[Data lines start]

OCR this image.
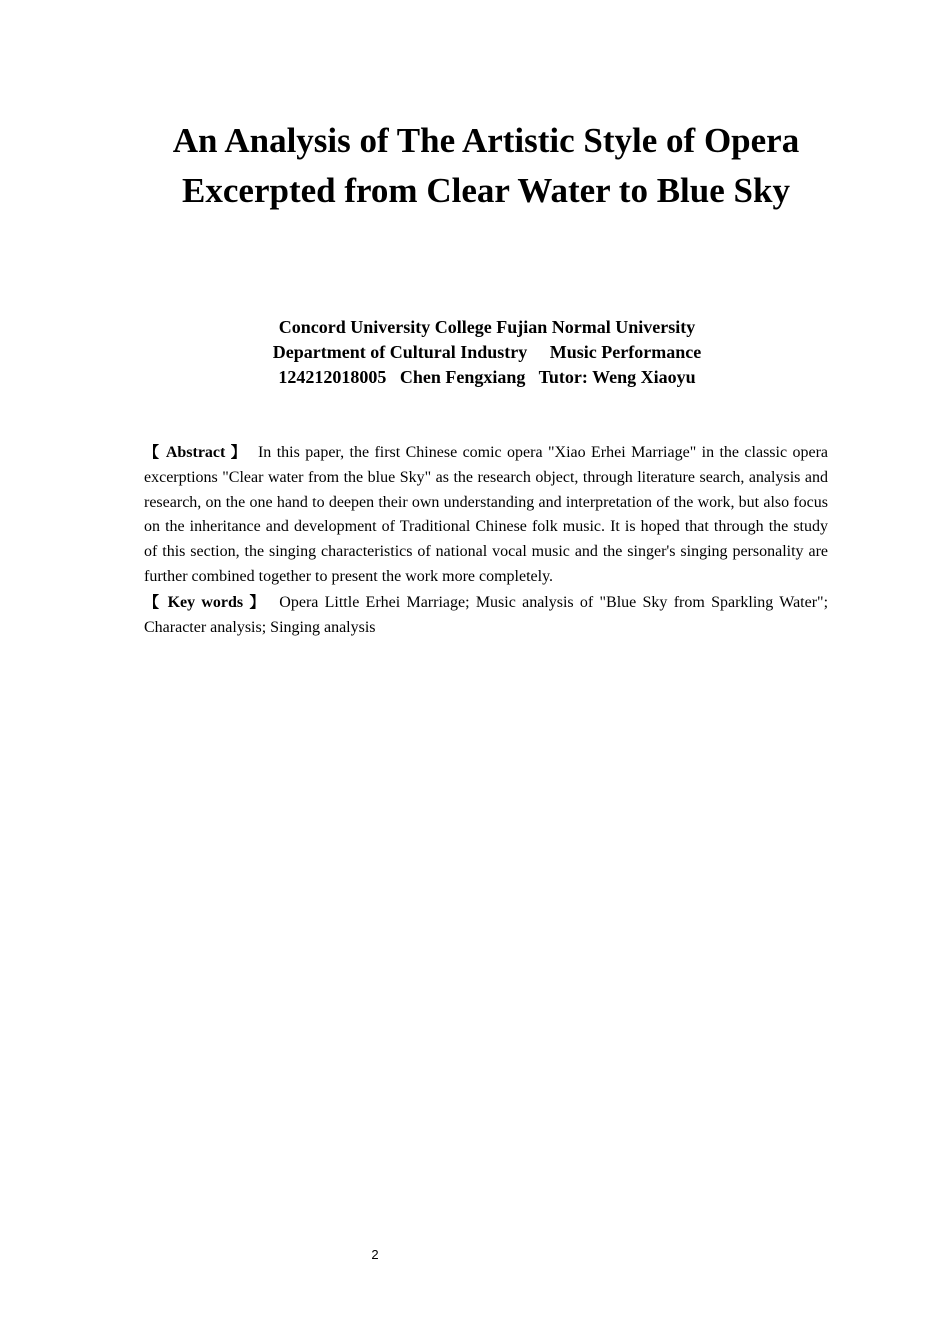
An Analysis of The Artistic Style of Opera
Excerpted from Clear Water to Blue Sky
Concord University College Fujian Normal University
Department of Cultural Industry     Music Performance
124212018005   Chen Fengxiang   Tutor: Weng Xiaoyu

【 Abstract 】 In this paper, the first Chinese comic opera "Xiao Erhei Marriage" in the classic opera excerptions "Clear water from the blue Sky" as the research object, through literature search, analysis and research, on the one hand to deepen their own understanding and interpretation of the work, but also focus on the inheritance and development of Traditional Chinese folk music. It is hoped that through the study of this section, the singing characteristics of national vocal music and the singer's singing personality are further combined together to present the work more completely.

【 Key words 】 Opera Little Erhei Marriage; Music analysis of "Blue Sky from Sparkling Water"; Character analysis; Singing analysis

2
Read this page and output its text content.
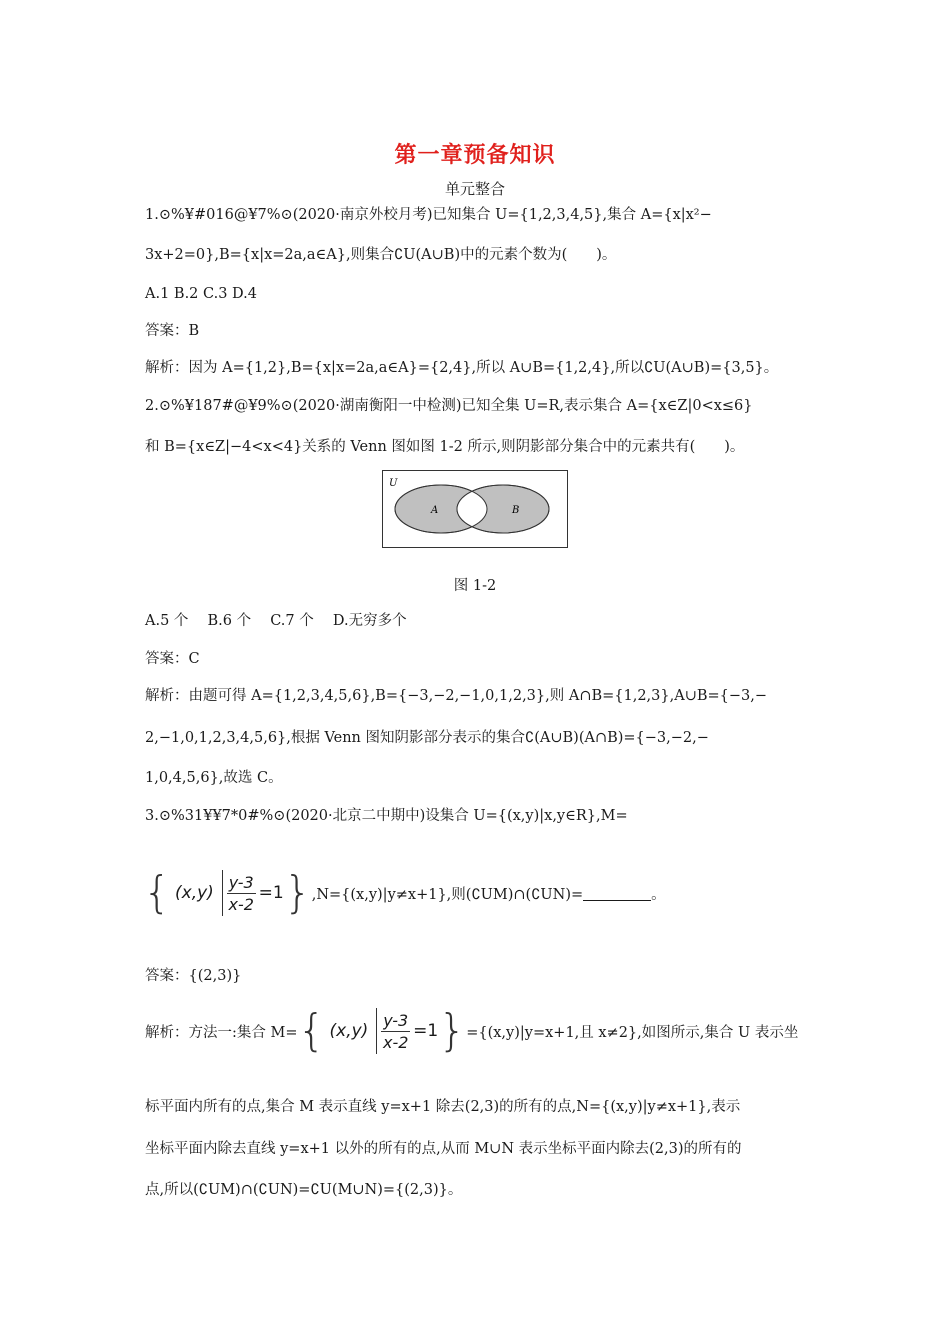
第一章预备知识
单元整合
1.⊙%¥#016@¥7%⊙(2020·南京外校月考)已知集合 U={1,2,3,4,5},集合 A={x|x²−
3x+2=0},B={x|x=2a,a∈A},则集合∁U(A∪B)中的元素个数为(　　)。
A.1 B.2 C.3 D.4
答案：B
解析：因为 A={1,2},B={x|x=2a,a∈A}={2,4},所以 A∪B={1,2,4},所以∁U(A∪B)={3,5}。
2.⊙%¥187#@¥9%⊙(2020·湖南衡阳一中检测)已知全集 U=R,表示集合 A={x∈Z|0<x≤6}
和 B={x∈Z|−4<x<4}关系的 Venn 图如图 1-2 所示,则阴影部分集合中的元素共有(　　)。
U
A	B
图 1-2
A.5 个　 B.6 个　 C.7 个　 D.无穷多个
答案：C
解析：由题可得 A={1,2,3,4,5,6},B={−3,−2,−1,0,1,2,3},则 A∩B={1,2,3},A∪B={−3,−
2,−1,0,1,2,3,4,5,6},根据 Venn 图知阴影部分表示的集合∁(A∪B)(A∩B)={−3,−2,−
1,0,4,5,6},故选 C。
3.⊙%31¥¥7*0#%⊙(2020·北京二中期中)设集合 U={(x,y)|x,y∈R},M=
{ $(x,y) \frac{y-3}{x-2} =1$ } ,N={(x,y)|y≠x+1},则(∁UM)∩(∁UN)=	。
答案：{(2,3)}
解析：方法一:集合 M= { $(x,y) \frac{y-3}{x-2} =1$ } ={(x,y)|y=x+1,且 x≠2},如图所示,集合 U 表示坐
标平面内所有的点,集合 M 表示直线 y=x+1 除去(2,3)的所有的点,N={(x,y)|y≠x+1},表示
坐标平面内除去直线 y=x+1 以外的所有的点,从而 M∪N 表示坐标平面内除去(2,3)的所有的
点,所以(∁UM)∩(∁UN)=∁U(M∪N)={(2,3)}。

[Data lines end]

Work to complete – Extract each line holding the string "from".

Right answer –
Excerpted from Clear Water to Blue Sky
【 Abstract 】 In this paper, the first Chinese comic opera "Xiao Erhei Marriage" in the classic opera excerptions "Clear water from the blue Sky" as the research object, through literature search, analysis and research, on the one hand to deepen their own understanding and interpretation of the work, but also focus on the inheritance and development of Traditional Chinese folk music. It is hoped that through the study of this section, the singing characteristics of national vocal music and the singer's singing personality are further combined together to present the work more completely.
【 Key words 】 Opera Little Erhei Marriage; Music analysis of "Blue Sky from Sparkling Water"; Character analysis; Singing analysis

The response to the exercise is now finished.